- Listed records
· · · ·

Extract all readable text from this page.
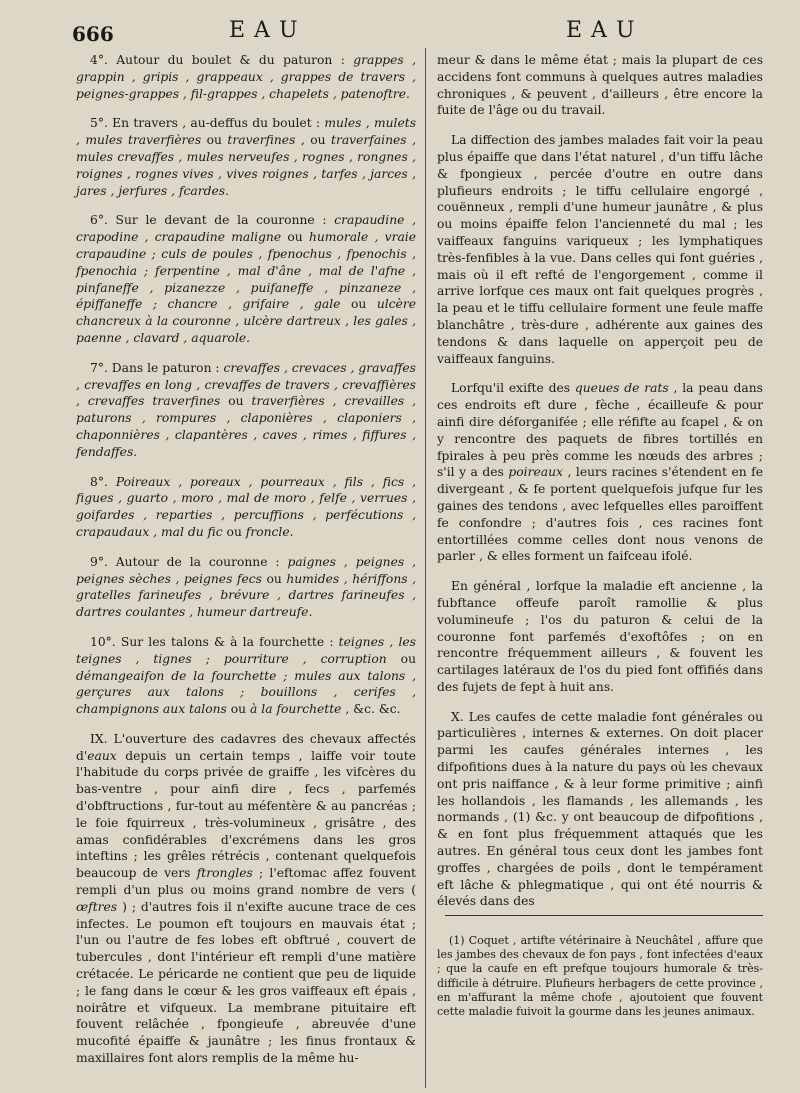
666	EAU	EAU

4°. Autour du boulet & du paturon : grappes , grappin , gripis , grappeaux , grappes de travers , peignes-grappes , fil-grappes , chapelets , patenoftre.

5°. En travers , au-deffus du boulet : mules , mulets , mules traverfières ou traverfines , ou traverfaines , mules crevaffes , mules nerveufes , rognes , rongnes , roignes , rognes vives , vives roignes , tarfes , jarces , jares , jerfures , fcardes.

6°. Sur le devant de la couronne : crapaudine , crapodine , crapaudine maligne ou humorale , vraie crapaudine ; culs de poules , fpenochus , fpenochis , fpenochia ; ferpentine , mal d'âne , mal de l'afne , pinfaneffe , pizanezze , puifaneffe , pinzaneze , épiffaneffe ; chancre , grifaire , gale ou ulcère chancreux à la couronne , ulcère dartreux , les gales , paenne , clavard , aquarole.

7°. Dans le paturon : crevaffes , crevaces , gravaffes , crevaffes en long , crevaffes de travers , crevaffières , crevaffes traverfines ou traverfières , crevailles , paturons , rompures , claponières , claponiers , chaponnières , clapantères , caves , rimes , fiffures , fendaffes.

8°. Poireaux , poreaux , pourreaux , fils , fics , figues , guarto , moro , mal de moro , felfe , verrues , goifardes , reparties , percuffions , perfécutions , crapaudaux , mal du fic ou froncle.

9°. Autour de la couronne : paignes , peignes , peignes sèches , peignes fecs ou humides , hériffons , gratelles farineufes , brévure , dartres farineufes , dartres coulantes , humeur dartreufe.

10°. Sur les talons & à la fourchette : teignes , les teignes , tignes ; pourriture , corruption ou démangeaifon de la fourchette ; mules aux talons , gerçures aux talons ; bouillons , cerifes , champignons aux talons ou à la fourchette , &c. &c.

IX. L'ouverture des cadavres des chevaux affectés d'eaux depuis un certain temps , laiffe voir toute l'habitude du corps privée de graiffe , les vifcères du bas-ventre , pour ainfi dire , fecs , parfemés d'obftructions , fur-tout au méfentère & au pancréas ; le foie fquirreux , très-volumineux , grisâtre , des amas confidérables d'excrémens dans les gros inteftins ; les grêles rétrécis , contenant quelquefois beaucoup de vers ftrongles ; l'eftomac affez fouvent rempli d'un plus ou moins grand nombre de vers ( œftres ) ; d'autres fois il n'exifte aucune trace de ces infectes. Le poumon eft toujours en mauvais état ; l'un ou l'autre de fes lobes eft obftrué , couvert de tubercules , dont l'intérieur eft rempli d'une matière crétacée. Le péricarde ne contient que peu de liquide ; le fang dans le cœur & les gros vaiffeaux eft épais , noirâtre et vifqueux. La membrane pituitaire eft fouvent relâchée , fpongieufe , abreuvée d'une mucofité épaiffe & jaunâtre ; les finus frontaux & maxillaires font alors remplis de la même hu-

meur & dans le même état ; mais la plupart de ces accidens font communs à quelques autres maladies chroniques , & peuvent , d'ailleurs , être encore la fuite de l'âge ou du travail.

La diffection des jambes malades fait voir la peau plus épaiffe que dans l'état naturel , d'un tiffu lâche & fpongieux , percée d'outre en outre dans plufieurs endroits ; le tiffu cellulaire engorgé , couënneux , rempli d'une humeur jaunâtre , & plus ou moins épaiffe felon l'ancienneté du mal ; les vaiffeaux fanguins variqueux ; les lymphatiques très-fenfibles à la vue. Dans celles qui font guéries , mais où il eft refté de l'engorgement , comme il arrive lorfque ces maux ont fait quelques progrès , la peau et le tiffu cellulaire forment une feule maffe blanchâtre , très-dure , adhérente aux gaines des tendons & dans laquelle on apperçoit peu de vaiffeaux fanguins.

Lorfqu'il exifte des queues de rats , la peau dans ces endroits eft dure , fèche , écailleufe & pour ainfi dire déforganifée ; elle réfifte au fcapel , & on y rencontre des paquets de fibres tortillés en fpirales à peu près comme les nœuds des arbres ; s'il y a des poireaux , leurs racines s'étendent en fe divergeant , & fe portent quelquefois jufque fur les gaines des tendons , avec lefquelles elles paroiffent fe confondre ; d'autres fois , ces racines font entortillées comme celles dont nous venons de parler , & elles forment un faifceau ifolé.

En général , lorfque la maladie eft ancienne , la fubftance offeufe paroît ramollie & plus volumineufe ; l'os du paturon & celui de la couronne font parfemés d'exoftôfes ; on en rencontre fréquemment ailleurs , & fouvent les cartilages latéraux de l'os du pied font offifiés dans des fujets de fept à huit ans.

X. Les caufes de cette maladie font générales ou particulières , internes & externes. On doit placer parmi les caufes générales internes , les difpofitions dues à la nature du pays où les chevaux ont pris naiffance , & à leur forme primitive ; ainfi les hollandois , les flamands , les allemands , les normands , (1) &c. y ont beaucoup de difpofitions , & en font plus fréquemment attaqués que les autres. En général tous ceux dont les jambes font groffes , chargées de poils , dont le tempérament eft lâche & phlegmatique , qui ont été nourris & élevés dans des

(1) Coquet , artifte vétérinaire à Neuchâtel , affure que les jambes des chevaux de fon pays , font infectées d'eaux ; que la caufe en eft prefque toujours humorale & très-difficile à détruire. Plufieurs herbagers de cette province , en m'affurant la même chofe , ajoutoient que fouvent cette maladie fuivoit la gourme dans les jeunes animaux.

· · · ·

- Task
Find every line that has "traverfières" in it, then return those lines.

- Exercise result
5°. En travers , au-deffus du boulet : mules , mulets , mules traverfières ou traverfines , ou traverfaines , mules crevaffes , mules nerveufes , rognes , rongnes , roignes , rognes vives , vives roignes , tarfes , jarces , jares , jerfures , fcardes.
7°. Dans le paturon : crevaffes , crevaces , gravaffes , crevaffes en long , crevaffes de travers , crevaffières , crevaffes traverfines ou traverfières , crevailles , paturons , rompures , claponières , claponiers , chaponnières , clapantères , caves , rimes , fiffures , fendaffes.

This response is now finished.